*** Data listing

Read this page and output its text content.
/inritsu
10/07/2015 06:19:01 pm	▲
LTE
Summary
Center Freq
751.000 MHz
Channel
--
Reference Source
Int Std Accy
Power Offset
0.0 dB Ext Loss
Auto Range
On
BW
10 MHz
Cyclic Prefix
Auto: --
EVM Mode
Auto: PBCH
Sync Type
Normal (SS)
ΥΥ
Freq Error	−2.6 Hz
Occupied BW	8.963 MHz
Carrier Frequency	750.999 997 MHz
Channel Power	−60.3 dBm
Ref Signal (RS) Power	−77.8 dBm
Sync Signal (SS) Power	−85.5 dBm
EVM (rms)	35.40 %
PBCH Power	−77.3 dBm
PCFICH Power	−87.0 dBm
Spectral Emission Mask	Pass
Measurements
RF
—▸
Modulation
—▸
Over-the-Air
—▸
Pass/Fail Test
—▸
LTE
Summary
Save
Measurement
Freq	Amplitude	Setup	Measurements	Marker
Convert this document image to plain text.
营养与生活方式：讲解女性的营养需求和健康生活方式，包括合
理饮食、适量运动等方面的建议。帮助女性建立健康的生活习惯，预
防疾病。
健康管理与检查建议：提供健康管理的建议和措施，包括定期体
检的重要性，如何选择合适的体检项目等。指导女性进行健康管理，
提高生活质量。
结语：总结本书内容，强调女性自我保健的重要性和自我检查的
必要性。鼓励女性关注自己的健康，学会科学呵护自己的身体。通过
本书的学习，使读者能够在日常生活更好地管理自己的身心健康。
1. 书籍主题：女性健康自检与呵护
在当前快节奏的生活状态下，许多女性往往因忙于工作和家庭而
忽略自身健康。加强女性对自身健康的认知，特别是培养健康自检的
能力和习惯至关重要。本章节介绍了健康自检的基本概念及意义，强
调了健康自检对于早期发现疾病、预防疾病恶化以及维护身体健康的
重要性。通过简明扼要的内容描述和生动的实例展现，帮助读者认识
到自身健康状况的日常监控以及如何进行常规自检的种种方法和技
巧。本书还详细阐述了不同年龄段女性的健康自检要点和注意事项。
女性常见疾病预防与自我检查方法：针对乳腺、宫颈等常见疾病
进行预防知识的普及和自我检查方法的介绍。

******

Give an exact copy of all the data shown above.

# Task answer:
Read this page and output its text content.
/inritsu
10/07/2015 06:19:01 pm	▲
LTE
Summary
Center Freq
751.000 MHz
Channel
--
Reference Source
Int Std Accy
Power Offset
0.0 dB Ext Loss
Auto Range
On
BW
10 MHz
Cyclic Prefix
Auto: --
EVM Mode
Auto: PBCH
Sync Type
Normal (SS)
ΥΥ
Freq Error	−2.6 Hz
Occupied BW	8.963 MHz
Carrier Frequency	750.999 997 MHz
Channel Power	−60.3 dBm
Ref Signal (RS) Power	−77.8 dBm
Sync Signal (SS) Power	−85.5 dBm
EVM (rms)	35.40 %
PBCH Power	−77.3 dBm
PCFICH Power	−87.0 dBm
Spectral Emission Mask	Pass
Measurements
RF
—▸
Modulation
—▸
Over-the-Air
—▸
Pass/Fail Test
—▸
LTE
Summary
Save
Measurement
Freq	Amplitude	Setup	Measurements	Marker
Convert this document image to plain text.
营养与生活方式：讲解女性的营养需求和健康生活方式，包括合
理饮食、适量运动等方面的建议。帮助女性建立健康的生活习惯，预
防疾病。
健康管理与检查建议：提供健康管理的建议和措施，包括定期体
检的重要性，如何选择合适的体检项目等。指导女性进行健康管理，
提高生活质量。
结语：总结本书内容，强调女性自我保健的重要性和自我检查的
必要性。鼓励女性关注自己的健康，学会科学呵护自己的身体。通过
本书的学习，使读者能够在日常生活更好地管理自己的身心健康。
1. 书籍主题：女性健康自检与呵护
在当前快节奏的生活状态下，许多女性往往因忙于工作和家庭而
忽略自身健康。加强女性对自身健康的认知，特别是培养健康自检的
能力和习惯至关重要。本章节介绍了健康自检的基本概念及意义，强
调了健康自检对于早期发现疾病、预防疾病恶化以及维护身体健康的
重要性。通过简明扼要的内容描述和生动的实例展现，帮助读者认识
到自身健康状况的日常监控以及如何进行常规自检的种种方法和技
巧。本书还详细阐述了不同年龄段女性的健康自检要点和注意事项。
女性常见疾病预防与自我检查方法：针对乳腺、宫颈等常见疾病
进行预防知识的普及和自我检查方法的介绍。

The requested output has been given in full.